→ **Data to process**
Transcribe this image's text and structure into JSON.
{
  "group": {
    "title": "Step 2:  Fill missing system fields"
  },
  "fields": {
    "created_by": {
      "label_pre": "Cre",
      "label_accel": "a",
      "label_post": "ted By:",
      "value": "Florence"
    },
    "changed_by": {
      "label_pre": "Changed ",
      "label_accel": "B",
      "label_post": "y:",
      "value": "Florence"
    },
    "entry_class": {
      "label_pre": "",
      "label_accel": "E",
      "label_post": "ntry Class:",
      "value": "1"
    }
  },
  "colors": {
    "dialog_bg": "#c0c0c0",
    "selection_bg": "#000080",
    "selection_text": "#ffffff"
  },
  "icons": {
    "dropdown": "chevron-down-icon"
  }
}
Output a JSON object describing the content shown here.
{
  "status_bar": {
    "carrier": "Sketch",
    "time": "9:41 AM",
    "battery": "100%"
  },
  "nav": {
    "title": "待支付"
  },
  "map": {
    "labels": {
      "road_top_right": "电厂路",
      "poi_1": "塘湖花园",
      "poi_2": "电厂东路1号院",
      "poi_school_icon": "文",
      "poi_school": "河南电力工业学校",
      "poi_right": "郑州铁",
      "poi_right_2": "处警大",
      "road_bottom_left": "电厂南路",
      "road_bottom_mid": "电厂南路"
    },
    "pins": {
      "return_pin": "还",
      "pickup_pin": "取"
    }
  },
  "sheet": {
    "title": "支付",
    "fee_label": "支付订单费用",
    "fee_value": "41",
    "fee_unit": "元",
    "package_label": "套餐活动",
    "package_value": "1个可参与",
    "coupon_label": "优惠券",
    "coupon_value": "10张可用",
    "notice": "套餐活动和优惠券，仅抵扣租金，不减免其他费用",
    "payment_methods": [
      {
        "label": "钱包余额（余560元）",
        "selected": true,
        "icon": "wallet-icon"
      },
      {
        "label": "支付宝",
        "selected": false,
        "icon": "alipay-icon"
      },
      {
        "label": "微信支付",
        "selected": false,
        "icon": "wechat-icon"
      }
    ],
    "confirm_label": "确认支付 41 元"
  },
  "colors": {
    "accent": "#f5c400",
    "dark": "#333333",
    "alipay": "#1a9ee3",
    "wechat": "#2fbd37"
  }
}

→ **The request**
Copy every line exactly. Leave nothing out.

→ **Exercise solution**
Transcribe this image's text and structure into JSON.
{
  "group": {
    "title": "Step 2:  Fill missing system fields"
  },
  "fields": {
    "created_by": {
      "label_pre": "Cre",
      "label_accel": "a",
      "label_post": "ted By:",
      "value": "Florence"
    },
    "changed_by": {
      "label_pre": "Changed ",
      "label_accel": "B",
      "label_post": "y:",
      "value": "Florence"
    },
    "entry_class": {
      "label_pre": "",
      "label_accel": "E",
      "label_post": "ntry Class:",
      "value": "1"
    }
  },
  "colors": {
    "dialog_bg": "#c0c0c0",
    "selection_bg": "#000080",
    "selection_text": "#ffffff"
  },
  "icons": {
    "dropdown": "chevron-down-icon"
  }
}
Output a JSON object describing the content shown here.
{
  "status_bar": {
    "carrier": "Sketch",
    "time": "9:41 AM",
    "battery": "100%"
  },
  "nav": {
    "title": "待支付"
  },
  "map": {
    "labels": {
      "road_top_right": "电厂路",
      "poi_1": "塘湖花园",
      "poi_2": "电厂东路1号院",
      "poi_school_icon": "文",
      "poi_school": "河南电力工业学校",
      "poi_right": "郑州铁",
      "poi_right_2": "处警大",
      "road_bottom_left": "电厂南路",
      "road_bottom_mid": "电厂南路"
    },
    "pins": {
      "return_pin": "还",
      "pickup_pin": "取"
    }
  },
  "sheet": {
    "title": "支付",
    "fee_label": "支付订单费用",
    "fee_value": "41",
    "fee_unit": "元",
    "package_label": "套餐活动",
    "package_value": "1个可参与",
    "coupon_label": "优惠券",
    "coupon_value": "10张可用",
    "notice": "套餐活动和优惠券，仅抵扣租金，不减免其他费用",
    "payment_methods": [
      {
        "label": "钱包余额（余560元）",
        "selected": true,
        "icon": "wallet-icon"
      },
      {
        "label": "支付宝",
        "selected": false,
        "icon": "alipay-icon"
      },
      {
        "label": "微信支付",
        "selected": false,
        "icon": "wechat-icon"
      }
    ],
    "confirm_label": "确认支付 41 元"
  },
  "colors": {
    "accent": "#f5c400",
    "dark": "#333333",
    "alipay": "#1a9ee3",
    "wechat": "#2fbd37"
  }
}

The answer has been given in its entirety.